WRITTEN INSTRUCTION A :: From the beginning of the listing down to the line containing "x-tick-label: ВКР: [156, 634, 198, 659]", rewrite every line, replacing "x-tick-label" with "category-label" and leaving everything else unchanged.

═════ TEXT SECTION ═════

Sean Loken, a sophomore from Wishek High School, demonstrates Friday how a solar powered device he created will move and follow the sun, or in this case, a light source. (John M. Steiner / The Sun)

Sean Loken, a sophomore at Wishek High School, had a display of small solar engines set up Friday at the 58th Annual Southeast Central Regional Science and Engineering Fair in Jamestown.

Loken said he has been working on developing small solar engines since seventh grade and has presented his project at the science and engineering fair each year since.

“The goal of this project is to find a solar engine powerful enough to run appliances in places where electricity isn’t readily available,” he said. He said these solar engines could be used to run items like water pumps and maybe even small refrigerators.

Loken’s solar engine display was one of the 105 project displays that students, grades 6-12, from Ashley, Ellendale, Kidder County and Wishek put together for the fair. All of the displays were reviewed by judges from all walks of life. The top 16 projects from the junior and senior high divisions will advance to the North Dakota State Science and Engineering Fair in Grand Forks on April 3-4.

Loken said his older brother started working on a solar project and that is what inspired him to do his solar engine project.

“My dad (James Loken) helped me out quite a bit,” Loken said.

Morgan Schnabel, an eighth-grade student from Wishek Public Schools, said her project was to determine if magnets have an effect on the rate of water flow.

“I used 200 milliliters of salted and nonsalted water,” she said. Schnabel used two different-sized magnets with different levels of magnetic force.

═════

WRITTEN INSTRUCTION B :: Give the full name of every person named in the science fair article.

═════ EXTRACTED INFORMATION ═════

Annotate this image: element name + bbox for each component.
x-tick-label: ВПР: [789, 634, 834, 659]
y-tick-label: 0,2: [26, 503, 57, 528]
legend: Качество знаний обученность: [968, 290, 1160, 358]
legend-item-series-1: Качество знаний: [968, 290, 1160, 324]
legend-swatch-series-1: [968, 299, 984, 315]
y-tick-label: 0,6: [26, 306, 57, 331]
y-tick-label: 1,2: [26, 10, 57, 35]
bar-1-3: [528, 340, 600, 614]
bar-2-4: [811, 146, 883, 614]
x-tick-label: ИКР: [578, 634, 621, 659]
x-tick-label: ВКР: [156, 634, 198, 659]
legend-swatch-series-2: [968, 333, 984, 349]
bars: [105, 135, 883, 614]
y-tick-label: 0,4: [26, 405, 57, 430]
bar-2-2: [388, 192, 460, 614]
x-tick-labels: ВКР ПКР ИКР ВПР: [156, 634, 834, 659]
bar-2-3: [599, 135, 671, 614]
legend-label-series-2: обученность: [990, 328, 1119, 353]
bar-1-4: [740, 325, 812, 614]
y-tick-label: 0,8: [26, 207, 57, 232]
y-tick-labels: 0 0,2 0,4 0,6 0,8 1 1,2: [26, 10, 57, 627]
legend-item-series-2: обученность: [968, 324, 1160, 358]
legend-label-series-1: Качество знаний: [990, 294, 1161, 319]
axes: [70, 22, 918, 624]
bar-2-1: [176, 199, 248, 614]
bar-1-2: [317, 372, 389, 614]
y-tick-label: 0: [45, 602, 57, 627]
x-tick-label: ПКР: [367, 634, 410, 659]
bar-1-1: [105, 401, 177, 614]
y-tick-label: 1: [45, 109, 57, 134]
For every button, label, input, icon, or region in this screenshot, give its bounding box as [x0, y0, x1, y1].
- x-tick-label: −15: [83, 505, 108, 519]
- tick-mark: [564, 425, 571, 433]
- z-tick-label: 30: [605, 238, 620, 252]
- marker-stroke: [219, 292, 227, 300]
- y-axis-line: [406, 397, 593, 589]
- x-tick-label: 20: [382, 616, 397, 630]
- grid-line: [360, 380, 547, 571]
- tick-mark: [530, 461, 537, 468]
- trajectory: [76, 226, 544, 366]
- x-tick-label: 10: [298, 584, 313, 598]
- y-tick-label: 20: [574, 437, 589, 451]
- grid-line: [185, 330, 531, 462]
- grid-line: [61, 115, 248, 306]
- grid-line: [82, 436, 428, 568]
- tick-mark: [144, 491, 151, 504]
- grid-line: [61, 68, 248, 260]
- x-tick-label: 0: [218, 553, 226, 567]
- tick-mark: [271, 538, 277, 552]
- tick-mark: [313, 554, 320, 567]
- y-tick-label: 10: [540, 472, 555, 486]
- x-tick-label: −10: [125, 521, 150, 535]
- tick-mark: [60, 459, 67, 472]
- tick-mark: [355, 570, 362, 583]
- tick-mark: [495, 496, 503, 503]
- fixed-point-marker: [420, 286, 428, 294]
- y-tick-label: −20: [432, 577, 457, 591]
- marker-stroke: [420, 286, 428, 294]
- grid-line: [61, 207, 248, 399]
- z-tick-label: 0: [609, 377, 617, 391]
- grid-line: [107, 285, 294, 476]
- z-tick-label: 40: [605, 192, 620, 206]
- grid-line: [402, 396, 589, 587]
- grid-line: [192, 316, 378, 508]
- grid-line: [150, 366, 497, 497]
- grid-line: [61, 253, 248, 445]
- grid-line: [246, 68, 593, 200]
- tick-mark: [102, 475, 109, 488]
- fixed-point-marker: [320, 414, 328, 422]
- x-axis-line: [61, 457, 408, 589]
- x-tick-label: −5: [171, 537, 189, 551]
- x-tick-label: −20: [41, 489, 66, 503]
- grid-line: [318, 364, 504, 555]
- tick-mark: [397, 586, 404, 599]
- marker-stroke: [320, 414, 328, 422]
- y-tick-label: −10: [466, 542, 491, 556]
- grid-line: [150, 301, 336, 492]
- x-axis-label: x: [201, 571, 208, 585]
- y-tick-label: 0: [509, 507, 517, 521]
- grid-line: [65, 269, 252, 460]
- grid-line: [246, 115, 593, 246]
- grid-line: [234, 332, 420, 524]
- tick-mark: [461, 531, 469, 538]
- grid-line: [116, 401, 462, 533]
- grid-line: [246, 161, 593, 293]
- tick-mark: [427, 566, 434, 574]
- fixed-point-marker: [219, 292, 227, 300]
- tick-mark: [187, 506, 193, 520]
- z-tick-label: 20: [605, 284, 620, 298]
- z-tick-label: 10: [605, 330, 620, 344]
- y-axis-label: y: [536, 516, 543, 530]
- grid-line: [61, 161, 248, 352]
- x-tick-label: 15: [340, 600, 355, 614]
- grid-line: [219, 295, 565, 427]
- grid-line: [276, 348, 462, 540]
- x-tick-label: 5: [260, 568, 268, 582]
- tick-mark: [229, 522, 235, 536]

═════

WRITTEN REPLY A ::
Annotate this image: element name + bbox for each component.
category-label: ВПР: [789, 634, 834, 659]
y-tick-label: 0,2: [26, 503, 57, 528]
legend: Качество знаний обученность: [968, 290, 1160, 358]
legend-item-series-1: Качество знаний: [968, 290, 1160, 324]
legend-swatch-series-1: [968, 299, 984, 315]
y-tick-label: 0,6: [26, 306, 57, 331]
y-tick-label: 1,2: [26, 10, 57, 35]
bar-1-3: [528, 340, 600, 614]
bar-2-4: [811, 146, 883, 614]
category-label: ИКР: [578, 634, 621, 659]
category-label: ВКР: [156, 634, 198, 659]

WRITTEN REPLY B ::
Sean Loken
John M. Steiner
James Loken
Morgan Schnabel